## START DOCUMENT

Alternatively, the Ninth Circuit, which covers California, Washington state, Alaska, Arizona, Hawaii, Idaho, Montana, Nevada, and Oregon, "has set a higher bar for police," granting qualified immunity in 42 percent of excessive force complaints. But even that appeals court has awarded qualified immunity in some head-scratching cases.
In 2019, for instance, the Ninth Circuit gave qualified immunity to Los Angeles police officer Michael Gutierrez who, without warning, shot a 15-year-old boy as he was preparing to make his way to school. The teen's friend was holding a plastic Airsoft gun replica. "Under the circumstances, a rational finder of fact could find that Gutierrez's use of deadly force shocked the conscience and was unconstitutional under the Fourteenth Amendment," the Ninth Circuit wrote. But that wasn't enough. "Because no analogous case existed at the time of the shooting, we hold that the district court erred in denying Gutierrez qualified immunity for this claim."

## END DOCUMENT

> CHALLENGE A
Set down the part of the qualified immunity passage between "Alternatively, the Ninth" and "some head-scratching cases.", inclusive.
> CHALLENGE B
Condense the qualified immunity passage's paragraph beginning "In 2019, for instance" into a shorter version that keeps its main facts.
You won't need the records for any of this work.

## START MATERIAL SHOWN

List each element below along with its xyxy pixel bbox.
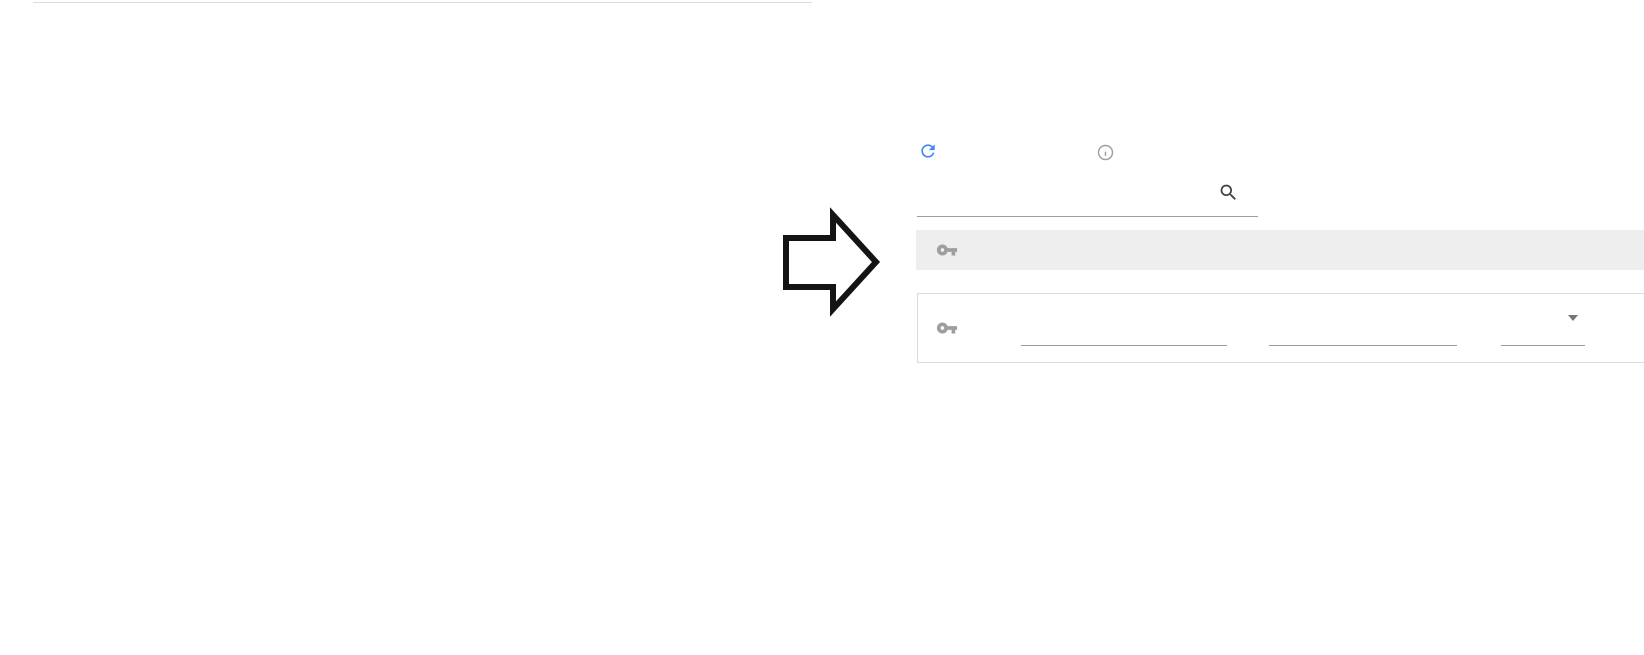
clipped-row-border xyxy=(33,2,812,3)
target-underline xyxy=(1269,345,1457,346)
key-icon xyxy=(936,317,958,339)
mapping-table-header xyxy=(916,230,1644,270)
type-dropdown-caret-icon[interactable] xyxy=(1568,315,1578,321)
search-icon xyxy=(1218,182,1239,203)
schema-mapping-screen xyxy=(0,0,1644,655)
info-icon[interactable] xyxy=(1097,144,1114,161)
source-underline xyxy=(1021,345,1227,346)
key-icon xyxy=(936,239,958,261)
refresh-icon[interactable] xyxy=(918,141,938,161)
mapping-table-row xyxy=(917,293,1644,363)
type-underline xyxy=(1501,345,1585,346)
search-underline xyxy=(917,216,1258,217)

## END MATERIAL SHOWN

> EXPECTED OUTPUT A
Alternatively, the Ninth Circuit, which covers California, Washington state, Alaska, Arizona, Hawaii, Idaho, Montana, Nevada, and Oregon, "has set a higher bar for police," granting qualified immunity in 42 percent of excessive force complaints. But even that appeals court has awarded qualified immunity in some head-scratching cases.

> EXPECTED OUTPUT B
In 2019, the Ninth Circuit granted qualified immunity to Los Angeles police officer Michael Gutierrez, who shot a 15-year-old boy without warning as he prepared to go to school while his friend held a plastic Airsoft gun replica. The court said a rational fact finder could deem the deadly force conscience-shocking and unconstitutional under the Fourteenth Amendment. Because no analogous case existed at the time, however, it ruled that the district court erred in denying him immunity.